Exercise brief:
Reproduce each line of the listing exactly.

Provided data:
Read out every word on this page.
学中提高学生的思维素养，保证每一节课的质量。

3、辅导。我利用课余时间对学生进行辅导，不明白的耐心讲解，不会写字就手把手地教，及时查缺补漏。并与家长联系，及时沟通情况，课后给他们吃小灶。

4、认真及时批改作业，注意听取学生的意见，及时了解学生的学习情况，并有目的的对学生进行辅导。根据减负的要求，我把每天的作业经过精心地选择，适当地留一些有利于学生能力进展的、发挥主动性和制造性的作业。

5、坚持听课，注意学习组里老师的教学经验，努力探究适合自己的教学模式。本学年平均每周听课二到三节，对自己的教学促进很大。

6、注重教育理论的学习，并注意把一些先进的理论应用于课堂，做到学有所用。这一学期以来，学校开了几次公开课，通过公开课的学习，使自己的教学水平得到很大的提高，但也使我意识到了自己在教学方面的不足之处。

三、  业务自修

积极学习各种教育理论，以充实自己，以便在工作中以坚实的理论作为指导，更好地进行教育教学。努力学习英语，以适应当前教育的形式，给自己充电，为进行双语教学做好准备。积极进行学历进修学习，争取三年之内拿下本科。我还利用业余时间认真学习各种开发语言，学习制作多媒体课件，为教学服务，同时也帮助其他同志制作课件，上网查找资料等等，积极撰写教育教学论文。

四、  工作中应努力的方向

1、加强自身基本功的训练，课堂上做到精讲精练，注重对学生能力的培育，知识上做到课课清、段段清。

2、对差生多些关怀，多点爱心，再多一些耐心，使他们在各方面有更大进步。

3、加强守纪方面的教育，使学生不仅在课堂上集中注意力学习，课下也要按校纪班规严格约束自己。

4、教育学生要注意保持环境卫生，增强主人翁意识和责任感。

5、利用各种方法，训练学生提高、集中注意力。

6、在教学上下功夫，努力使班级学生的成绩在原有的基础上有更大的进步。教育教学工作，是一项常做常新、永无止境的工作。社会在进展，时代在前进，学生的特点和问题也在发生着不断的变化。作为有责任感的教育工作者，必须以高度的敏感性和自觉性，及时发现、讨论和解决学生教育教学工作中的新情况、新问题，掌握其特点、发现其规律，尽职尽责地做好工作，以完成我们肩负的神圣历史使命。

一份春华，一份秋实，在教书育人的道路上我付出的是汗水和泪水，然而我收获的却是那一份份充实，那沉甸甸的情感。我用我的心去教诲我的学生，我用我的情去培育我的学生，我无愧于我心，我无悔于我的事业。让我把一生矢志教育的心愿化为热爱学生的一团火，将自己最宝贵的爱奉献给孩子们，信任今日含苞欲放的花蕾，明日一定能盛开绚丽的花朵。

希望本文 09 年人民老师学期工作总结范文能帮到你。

Expected answer:
Read out every word on this page.
学中提高学生的思维素养，保证每一节课的质量。

3、辅导。我利用课余时间对学生进行辅导，不明白的耐心讲解，不会写字就手把手地教，及时查缺补漏。并与家长联系，及时沟通情况，课后给他们吃小灶。

4、认真及时批改作业，注意听取学生的意见，及时了解学生的学习情况，并有目的的对学生进行辅导。根据减负的要求，我把每天的作业经过精心地选择，适当地留一些有利于学生能力进展的、发挥主动性和制造性的作业。

5、坚持听课，注意学习组里老师的教学经验，努力探究适合自己的教学模式。本学年平均每周听课二到三节，对自己的教学促进很大。

6、注重教育理论的学习，并注意把一些先进的理论应用于课堂，做到学有所用。这一学期以来，学校开了几次公开课，通过公开课的学习，使自己的教学水平得到很大的提高，但也使我意识到了自己在教学方面的不足之处。

三、  业务自修

积极学习各种教育理论，以充实自己，以便在工作中以坚实的理论作为指导，更好地进行教育教学。努力学习英语，以适应当前教育的形式，给自己充电，为进行双语教学做好准备。积极进行学历进修学习，争取三年之内拿下本科。我还利用业余时间认真学习各种开发语言，学习制作多媒体课件，为教学服务，同时也帮助其他同志制作课件，上网查找资料等等，积极撰写教育教学论文。

四、  工作中应努力的方向

1、加强自身基本功的训练，课堂上做到精讲精练，注重对学生能力的培育，知识上做到课课清、段段清。

2、对差生多些关怀，多点爱心，再多一些耐心，使他们在各方面有更大进步。

3、加强守纪方面的教育，使学生不仅在课堂上集中注意力学习，课下也要按校纪班规严格约束自己。

4、教育学生要注意保持环境卫生，增强主人翁意识和责任感。

5、利用各种方法，训练学生提高、集中注意力。

6、在教学上下功夫，努力使班级学生的成绩在原有的基础上有更大的进步。教育教学工作，是一项常做常新、永无止境的工作。社会在进展，时代在前进，学生的特点和问题也在发生着不断的变化。作为有责任感的教育工作者，必须以高度的敏感性和自觉性，及时发现、讨论和解决学生教育教学工作中的新情况、新问题，掌握其特点、发现其规律，尽职尽责地做好工作，以完成我们肩负的神圣历史使命。

一份春华，一份秋实，在教书育人的道路上我付出的是汗水和泪水，然而我收获的却是那一份份充实，那沉甸甸的情感。我用我的心去教诲我的学生，我用我的情去培育我的学生，我无愧于我心，我无悔于我的事业。让我把一生矢志教育的心愿化为热爱学生的一团火，将自己最宝贵的爱奉献给孩子们，信任今日含苞欲放的花蕾，明日一定能盛开绚丽的花朵。

希望本文 09 年人民老师学期工作总结范文能帮到你。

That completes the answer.